● **PROBLEM DETAILS**
Gather up the lines that contain "bestehenden".

● **MATERIAL FOR THIS EXERCISE**
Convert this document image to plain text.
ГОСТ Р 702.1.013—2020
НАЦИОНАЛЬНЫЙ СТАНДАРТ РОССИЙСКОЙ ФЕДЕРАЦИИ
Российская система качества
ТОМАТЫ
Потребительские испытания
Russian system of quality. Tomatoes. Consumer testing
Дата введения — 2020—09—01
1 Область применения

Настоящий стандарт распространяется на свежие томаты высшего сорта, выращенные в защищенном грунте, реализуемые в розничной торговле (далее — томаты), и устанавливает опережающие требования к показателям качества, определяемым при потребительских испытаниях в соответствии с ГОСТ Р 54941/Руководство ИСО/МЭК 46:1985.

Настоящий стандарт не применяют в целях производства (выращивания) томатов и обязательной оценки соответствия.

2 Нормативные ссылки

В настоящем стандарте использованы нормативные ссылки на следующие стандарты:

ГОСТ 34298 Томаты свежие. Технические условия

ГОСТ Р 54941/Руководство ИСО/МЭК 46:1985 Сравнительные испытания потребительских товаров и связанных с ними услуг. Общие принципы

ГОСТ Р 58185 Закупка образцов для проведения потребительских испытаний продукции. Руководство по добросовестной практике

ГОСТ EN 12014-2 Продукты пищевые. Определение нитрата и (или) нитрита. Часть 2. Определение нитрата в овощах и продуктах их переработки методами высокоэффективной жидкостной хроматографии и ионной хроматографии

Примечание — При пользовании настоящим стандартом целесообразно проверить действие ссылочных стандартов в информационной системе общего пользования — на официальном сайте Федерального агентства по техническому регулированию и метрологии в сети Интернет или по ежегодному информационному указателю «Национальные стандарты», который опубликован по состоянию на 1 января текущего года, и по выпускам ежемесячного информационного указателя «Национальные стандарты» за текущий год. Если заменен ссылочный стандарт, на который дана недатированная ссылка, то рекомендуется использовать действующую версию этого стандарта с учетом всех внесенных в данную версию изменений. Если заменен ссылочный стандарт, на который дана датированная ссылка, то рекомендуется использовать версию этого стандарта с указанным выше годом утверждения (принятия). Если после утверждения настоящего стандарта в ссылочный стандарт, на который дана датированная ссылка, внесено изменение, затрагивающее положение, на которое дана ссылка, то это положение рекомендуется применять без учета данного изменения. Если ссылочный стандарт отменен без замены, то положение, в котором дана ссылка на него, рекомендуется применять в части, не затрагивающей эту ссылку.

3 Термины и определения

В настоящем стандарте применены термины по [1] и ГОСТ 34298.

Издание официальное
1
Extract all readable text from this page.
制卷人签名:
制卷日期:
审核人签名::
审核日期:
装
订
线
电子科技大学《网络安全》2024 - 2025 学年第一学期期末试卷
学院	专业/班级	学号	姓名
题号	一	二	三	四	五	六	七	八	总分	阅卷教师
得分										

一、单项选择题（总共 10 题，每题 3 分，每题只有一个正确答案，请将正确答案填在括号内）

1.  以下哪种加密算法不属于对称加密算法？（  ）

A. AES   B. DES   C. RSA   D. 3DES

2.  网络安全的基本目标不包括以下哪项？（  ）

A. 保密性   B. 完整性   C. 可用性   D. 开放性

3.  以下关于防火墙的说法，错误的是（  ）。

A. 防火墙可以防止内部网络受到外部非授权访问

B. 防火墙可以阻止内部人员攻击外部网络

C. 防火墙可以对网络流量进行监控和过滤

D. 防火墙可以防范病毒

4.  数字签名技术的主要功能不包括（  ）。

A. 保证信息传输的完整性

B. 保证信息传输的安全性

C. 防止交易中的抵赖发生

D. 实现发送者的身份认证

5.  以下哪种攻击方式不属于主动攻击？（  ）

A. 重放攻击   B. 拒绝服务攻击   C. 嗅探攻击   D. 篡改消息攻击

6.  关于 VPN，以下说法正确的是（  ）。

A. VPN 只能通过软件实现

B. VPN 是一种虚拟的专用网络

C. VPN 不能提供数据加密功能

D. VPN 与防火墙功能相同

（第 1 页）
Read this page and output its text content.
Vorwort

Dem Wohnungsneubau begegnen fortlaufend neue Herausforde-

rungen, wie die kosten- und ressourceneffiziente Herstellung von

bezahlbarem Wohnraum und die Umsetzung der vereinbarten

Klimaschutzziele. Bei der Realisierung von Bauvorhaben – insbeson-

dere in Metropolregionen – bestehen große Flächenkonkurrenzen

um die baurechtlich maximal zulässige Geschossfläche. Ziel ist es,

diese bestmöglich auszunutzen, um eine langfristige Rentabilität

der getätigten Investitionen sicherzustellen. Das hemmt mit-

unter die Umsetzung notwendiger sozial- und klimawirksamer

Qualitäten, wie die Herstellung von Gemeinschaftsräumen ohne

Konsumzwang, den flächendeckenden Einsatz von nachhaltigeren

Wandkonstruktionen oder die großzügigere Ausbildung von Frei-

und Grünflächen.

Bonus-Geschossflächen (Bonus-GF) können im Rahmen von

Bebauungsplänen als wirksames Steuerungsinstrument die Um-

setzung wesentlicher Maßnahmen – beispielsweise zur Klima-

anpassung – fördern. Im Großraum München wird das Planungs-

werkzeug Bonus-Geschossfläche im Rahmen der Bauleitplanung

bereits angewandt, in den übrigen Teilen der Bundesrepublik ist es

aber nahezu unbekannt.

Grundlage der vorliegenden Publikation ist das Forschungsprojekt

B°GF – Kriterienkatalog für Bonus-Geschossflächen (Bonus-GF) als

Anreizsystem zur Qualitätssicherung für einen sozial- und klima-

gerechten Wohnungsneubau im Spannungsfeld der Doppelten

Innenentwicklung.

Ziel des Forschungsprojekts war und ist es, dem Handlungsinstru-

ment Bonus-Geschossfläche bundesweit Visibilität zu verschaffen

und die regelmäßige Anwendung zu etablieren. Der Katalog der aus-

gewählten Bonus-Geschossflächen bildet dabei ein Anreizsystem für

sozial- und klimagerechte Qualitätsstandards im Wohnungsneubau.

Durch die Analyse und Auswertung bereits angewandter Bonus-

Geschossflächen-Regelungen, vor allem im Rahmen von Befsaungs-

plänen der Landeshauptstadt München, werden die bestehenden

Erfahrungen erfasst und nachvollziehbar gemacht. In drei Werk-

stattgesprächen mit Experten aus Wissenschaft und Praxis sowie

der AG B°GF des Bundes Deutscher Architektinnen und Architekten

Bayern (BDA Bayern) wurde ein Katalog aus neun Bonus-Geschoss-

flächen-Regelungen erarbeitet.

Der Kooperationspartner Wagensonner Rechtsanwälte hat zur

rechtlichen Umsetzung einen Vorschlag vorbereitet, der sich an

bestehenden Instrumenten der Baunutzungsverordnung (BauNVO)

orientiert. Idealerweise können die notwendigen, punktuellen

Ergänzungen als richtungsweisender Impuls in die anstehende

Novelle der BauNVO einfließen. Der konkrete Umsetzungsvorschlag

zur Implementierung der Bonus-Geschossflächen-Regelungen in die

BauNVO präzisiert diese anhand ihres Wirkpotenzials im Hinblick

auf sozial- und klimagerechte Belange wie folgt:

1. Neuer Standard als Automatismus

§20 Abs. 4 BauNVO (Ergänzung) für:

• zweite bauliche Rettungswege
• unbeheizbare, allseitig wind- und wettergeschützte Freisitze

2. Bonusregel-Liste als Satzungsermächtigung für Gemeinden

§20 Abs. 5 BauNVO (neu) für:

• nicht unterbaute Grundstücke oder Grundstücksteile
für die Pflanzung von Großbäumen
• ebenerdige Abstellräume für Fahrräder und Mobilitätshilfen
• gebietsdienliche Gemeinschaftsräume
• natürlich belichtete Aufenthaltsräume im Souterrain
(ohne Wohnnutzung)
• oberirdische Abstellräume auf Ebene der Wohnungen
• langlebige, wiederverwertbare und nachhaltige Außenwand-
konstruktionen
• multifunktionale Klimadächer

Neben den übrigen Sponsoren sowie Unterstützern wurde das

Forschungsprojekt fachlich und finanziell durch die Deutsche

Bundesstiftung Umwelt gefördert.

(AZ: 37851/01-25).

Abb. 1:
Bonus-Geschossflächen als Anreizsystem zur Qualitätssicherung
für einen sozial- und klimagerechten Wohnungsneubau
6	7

● **SOLUTION BELOW**
plänen der Landeshauptstadt München, werden die bestehenden
bestehenden Instrumenten der Baunutzungsverordnung (BauNVO)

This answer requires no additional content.